REQUEST: Repeat every record exactly, but keep images out of the copy.

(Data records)
···

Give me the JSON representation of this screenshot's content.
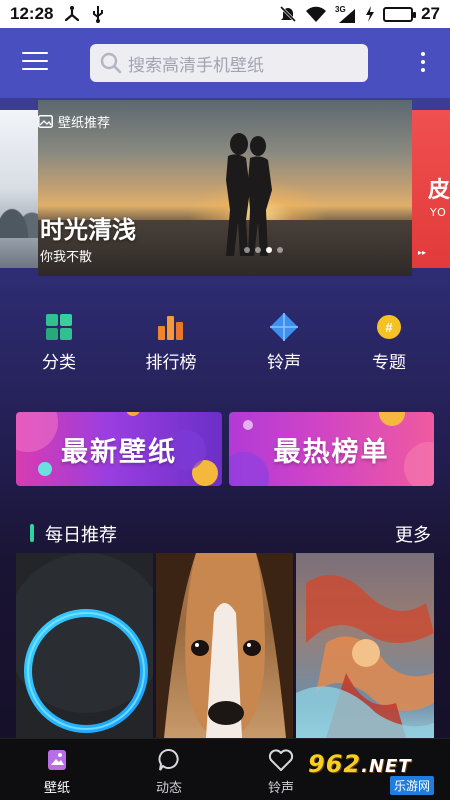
{
  "status_bar": {
    "time": "12:28",
    "battery_level": "27",
    "battery_fill": 0.3,
    "icons": [
      "share-icon",
      "usb-icon",
      "mute-icon",
      "wifi-icon",
      "signal-3g-icon",
      "charging-icon"
    ],
    "network_label": "3G"
  },
  "top_bar": {
    "search_placeholder": "搜索高清手机壁纸",
    "menu_icon": "hamburger-icon",
    "more_icon": "more-vertical-icon"
  },
  "banner": {
    "tag": "壁纸推荐",
    "title": "时光清浅",
    "subtitle": "你我不散",
    "right_peek_text": "皮",
    "right_peek_sub": "YO",
    "dots": 4,
    "active_dot": 2
  },
  "quick_nav": [
    {
      "label": "分类",
      "icon": "grid-icon"
    },
    {
      "label": "排行榜",
      "icon": "bar-chart-icon"
    },
    {
      "label": "铃声",
      "icon": "diamond-icon"
    },
    {
      "label": "专题",
      "icon": "hashtag-icon"
    }
  ],
  "promos": {
    "new_label": "最新壁纸",
    "hot_label": "最热榜单"
  },
  "daily": {
    "title": "每日推荐",
    "more": "更多"
  },
  "bottom_nav": [
    {
      "label": "壁纸",
      "icon": "wallpaper-icon",
      "active": true
    },
    {
      "label": "动态",
      "icon": "chat-bubble-icon",
      "active": false
    },
    {
      "label": "铃声",
      "icon": "heart-icon",
      "active": false
    }
  ],
  "watermark": {
    "number": "962",
    "domain": ".NET",
    "site": "乐游网"
  },
  "colors": {
    "topbar": "#4a4fc0",
    "accent_green": "#2fd3a0",
    "background": "#1a1434"
  }
}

···

FINISHED ANSWER:
Give me the JSON representation of this screenshot's content.
{
  "status_bar": {
    "time": "12:28",
    "battery_level": "27",
    "battery_fill": 0.3,
    "icons": [
      "share-icon",
      "usb-icon",
      "mute-icon",
      "wifi-icon",
      "signal-3g-icon",
      "charging-icon"
    ],
    "network_label": "3G"
  },
  "top_bar": {
    "search_placeholder": "搜索高清手机壁纸",
    "menu_icon": "hamburger-icon",
    "more_icon": "more-vertical-icon"
  },
  "banner": {
    "tag": "壁纸推荐",
    "title": "时光清浅",
    "subtitle": "你我不散",
    "right_peek_text": "皮",
    "right_peek_sub": "YO",
    "dots": 4,
    "active_dot": 2
  },
  "quick_nav": [
    {
      "label": "分类",
      "icon": "grid-icon"
    },
    {
      "label": "排行榜",
      "icon": "bar-chart-icon"
    },
    {
      "label": "铃声",
      "icon": "diamond-icon"
    },
    {
      "label": "专题",
      "icon": "hashtag-icon"
    }
  ],
  "promos": {
    "new_label": "最新壁纸",
    "hot_label": "最热榜单"
  },
  "daily": {
    "title": "每日推荐",
    "more": "更多"
  },
  "bottom_nav": [
    {
      "label": "壁纸",
      "icon": "wallpaper-icon",
      "active": true
    },
    {
      "label": "动态",
      "icon": "chat-bubble-icon",
      "active": false
    },
    {
      "label": "铃声",
      "icon": "heart-icon",
      "active": false
    }
  ],
  "watermark": {
    "number": "962",
    "domain": ".NET",
    "site": "乐游网"
  },
  "colors": {
    "topbar": "#4a4fc0",
    "accent_green": "#2fd3a0",
    "background": "#1a1434"
  }
}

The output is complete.